◆ Text shown ◆
Make sure you make optimal use of all your processor cores, otherwise make is going to take a very long time to compile OpenCV

    make -j7

Installing TensorFlow from sources

Next we need to install Bazel

    sudo apt-get install openjdk-8-jdk
    sudo apt-get install curl
    sudo apt-get install zip zlib1g-dev unzip
    
    echo "deb [arch=amd64] http://storage.googleapis.com/bazel-apt stable jdk1.8" | sudo tee /etc/apt/sources.list.d/bazel.list
    curl https://bazel.build/bazel-release.pub.gpg | sudo apt-key add -
    sudo apt-get update && sudo apt-get install bazel
    sudo apt-get upgrade bazel
    
    wget https://github.com/bazelbuild/bazel/releases/download/0.11.1/bazel-0.11.1-installer-linux-x86_64.sh
    chmod +x bazel-0.11.1-installer-linux-x86_64.sh
    ./bazel-0.11.1-installer-linux-x86_64.sh --user
    
    export PATH="$PATH:$HOME/bin"
    source ~/.bashrc

To verify installation of Bazel run:

    bazel version

Download the latest version of TensorFlow:

TensorFlow 1.8.0

    ./configure
    You have bazel 0.11.1 installed.

◆ Exercise directions ◆
Pick up the TensorFlow build instructions after their last line and carry them forward.

(Extracted data entries)
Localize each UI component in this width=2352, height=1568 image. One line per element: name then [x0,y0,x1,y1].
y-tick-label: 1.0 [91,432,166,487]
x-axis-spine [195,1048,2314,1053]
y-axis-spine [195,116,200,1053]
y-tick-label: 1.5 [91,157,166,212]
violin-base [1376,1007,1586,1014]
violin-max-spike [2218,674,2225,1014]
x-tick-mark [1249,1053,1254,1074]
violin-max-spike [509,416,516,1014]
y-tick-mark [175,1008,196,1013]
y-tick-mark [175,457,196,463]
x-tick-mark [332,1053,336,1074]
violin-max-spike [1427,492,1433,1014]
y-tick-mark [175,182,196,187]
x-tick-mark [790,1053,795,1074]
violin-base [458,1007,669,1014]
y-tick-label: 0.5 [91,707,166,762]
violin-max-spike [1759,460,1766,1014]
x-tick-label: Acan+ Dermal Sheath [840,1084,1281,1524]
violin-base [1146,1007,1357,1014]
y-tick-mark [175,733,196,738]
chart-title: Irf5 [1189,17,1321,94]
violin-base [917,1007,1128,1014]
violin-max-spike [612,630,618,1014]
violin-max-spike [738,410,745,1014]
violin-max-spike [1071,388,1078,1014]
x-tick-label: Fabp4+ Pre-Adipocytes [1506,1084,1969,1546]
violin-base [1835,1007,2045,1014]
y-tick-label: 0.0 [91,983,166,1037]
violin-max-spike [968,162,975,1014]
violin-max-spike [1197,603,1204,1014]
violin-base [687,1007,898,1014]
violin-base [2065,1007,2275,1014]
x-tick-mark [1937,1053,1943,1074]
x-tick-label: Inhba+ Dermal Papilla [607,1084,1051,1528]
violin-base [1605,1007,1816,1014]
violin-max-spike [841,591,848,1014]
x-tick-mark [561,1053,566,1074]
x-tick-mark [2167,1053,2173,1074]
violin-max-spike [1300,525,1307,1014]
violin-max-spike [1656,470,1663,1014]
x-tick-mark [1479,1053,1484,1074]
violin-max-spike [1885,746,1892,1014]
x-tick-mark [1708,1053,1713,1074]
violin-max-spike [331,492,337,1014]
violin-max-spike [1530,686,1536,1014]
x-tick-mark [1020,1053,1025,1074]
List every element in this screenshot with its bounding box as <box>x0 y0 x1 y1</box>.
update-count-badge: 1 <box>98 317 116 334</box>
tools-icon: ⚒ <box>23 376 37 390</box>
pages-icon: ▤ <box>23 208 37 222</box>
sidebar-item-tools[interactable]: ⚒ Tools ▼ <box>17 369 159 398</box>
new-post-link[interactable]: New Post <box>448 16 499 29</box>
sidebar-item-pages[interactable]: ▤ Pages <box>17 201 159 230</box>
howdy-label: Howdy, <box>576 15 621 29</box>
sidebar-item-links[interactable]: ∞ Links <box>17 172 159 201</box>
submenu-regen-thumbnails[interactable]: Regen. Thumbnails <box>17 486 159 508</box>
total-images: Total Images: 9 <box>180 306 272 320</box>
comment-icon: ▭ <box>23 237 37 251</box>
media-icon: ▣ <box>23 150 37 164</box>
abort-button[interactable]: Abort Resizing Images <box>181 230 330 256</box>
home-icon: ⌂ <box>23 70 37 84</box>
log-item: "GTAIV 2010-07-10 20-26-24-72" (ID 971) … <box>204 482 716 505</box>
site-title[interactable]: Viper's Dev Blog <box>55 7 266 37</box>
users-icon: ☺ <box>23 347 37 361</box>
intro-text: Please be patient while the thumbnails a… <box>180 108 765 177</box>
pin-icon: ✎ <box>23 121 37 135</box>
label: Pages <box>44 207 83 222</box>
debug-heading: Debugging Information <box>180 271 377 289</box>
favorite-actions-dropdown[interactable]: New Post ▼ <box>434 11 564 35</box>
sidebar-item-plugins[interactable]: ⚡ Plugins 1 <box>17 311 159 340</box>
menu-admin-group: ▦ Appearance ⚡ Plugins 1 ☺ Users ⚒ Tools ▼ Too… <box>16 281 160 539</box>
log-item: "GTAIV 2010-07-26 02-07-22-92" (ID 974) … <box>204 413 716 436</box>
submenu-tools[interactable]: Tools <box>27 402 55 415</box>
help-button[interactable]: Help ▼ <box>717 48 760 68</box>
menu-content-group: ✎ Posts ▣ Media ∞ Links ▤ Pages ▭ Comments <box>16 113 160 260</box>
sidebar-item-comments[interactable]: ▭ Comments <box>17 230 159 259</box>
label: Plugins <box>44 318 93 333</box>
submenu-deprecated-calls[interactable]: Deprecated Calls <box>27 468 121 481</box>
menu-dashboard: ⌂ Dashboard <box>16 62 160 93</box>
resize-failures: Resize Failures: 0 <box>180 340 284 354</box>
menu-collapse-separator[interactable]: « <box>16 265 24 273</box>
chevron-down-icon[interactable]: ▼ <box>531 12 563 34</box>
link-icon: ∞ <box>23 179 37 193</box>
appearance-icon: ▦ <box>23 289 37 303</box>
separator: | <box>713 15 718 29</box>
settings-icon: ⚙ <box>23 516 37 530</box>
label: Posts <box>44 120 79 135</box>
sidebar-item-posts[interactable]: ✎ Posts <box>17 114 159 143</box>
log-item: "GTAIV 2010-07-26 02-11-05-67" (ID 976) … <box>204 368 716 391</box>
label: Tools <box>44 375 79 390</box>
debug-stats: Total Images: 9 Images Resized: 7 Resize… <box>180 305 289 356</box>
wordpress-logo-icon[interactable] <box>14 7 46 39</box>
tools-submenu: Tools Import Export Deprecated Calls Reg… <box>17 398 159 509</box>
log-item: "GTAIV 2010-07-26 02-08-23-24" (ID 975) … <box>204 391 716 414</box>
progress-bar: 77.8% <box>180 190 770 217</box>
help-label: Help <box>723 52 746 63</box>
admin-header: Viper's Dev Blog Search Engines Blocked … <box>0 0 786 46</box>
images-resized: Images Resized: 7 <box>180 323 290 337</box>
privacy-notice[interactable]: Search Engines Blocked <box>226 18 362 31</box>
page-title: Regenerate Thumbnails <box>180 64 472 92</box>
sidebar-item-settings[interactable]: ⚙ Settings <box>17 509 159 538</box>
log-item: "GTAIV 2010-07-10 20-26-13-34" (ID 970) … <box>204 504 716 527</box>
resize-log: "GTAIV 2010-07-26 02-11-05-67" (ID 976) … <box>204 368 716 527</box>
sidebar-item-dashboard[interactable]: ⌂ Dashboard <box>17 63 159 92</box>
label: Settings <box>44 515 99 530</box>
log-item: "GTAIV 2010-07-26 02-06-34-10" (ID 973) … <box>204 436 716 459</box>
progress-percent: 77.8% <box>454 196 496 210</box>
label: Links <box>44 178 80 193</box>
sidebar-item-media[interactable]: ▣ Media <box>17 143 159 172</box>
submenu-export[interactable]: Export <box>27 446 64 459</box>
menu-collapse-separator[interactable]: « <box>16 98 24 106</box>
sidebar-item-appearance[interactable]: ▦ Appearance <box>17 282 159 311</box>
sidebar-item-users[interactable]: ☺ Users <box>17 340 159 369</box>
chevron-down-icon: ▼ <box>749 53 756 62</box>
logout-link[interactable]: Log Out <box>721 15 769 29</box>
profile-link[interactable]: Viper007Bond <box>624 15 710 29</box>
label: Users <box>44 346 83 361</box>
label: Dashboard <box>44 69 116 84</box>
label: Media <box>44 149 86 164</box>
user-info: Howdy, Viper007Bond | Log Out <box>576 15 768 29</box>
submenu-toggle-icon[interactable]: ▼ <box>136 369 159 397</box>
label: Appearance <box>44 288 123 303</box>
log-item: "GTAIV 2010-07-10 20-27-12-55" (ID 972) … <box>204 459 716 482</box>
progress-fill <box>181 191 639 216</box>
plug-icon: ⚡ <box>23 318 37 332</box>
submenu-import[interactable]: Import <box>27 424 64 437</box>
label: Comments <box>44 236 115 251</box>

◆ Solved problem ◆
    Please specify the location of python. [Default is /usr/bin/python]:    
    
    Found possible Python library paths:
      /usr/local/lib/python2.7/dist-packages/
      /usr/local/tensorflow/models/research
    Please input the desired Python library path to use.  Default is [/usr/local/tensorflow/models/research/slim]
    /usr/local/lib/python2.7/dist-packages/
    Do you wish to build TensorFlow with jemalloc as malloc support? [Y/n]: 
    jemalloc as malloc support will be enabled for TensorFlow.
    
    Do you wish to build TensorFlow with Google Cloud Platform support? [Y/n]: n
    No Google Cloud Platform support will be enabled for TensorFlow.
    
    Do you wish to build TensorFlow with Hadoop File System support? [Y/n]: n
    No Hadoop File System support will be enabled for TensorFlow.
    
    Do you wish to build TensorFlow with Amazon S3 File System support? [Y/n]: n
    No Amazon S3 File System support will be enabled for TensorFlow.
    
    Do you wish to build TensorFlow with Apache Kafka Platform support? [Y/n]: n
    No Apache Kafka Platform support will be enabled for TensorFlow.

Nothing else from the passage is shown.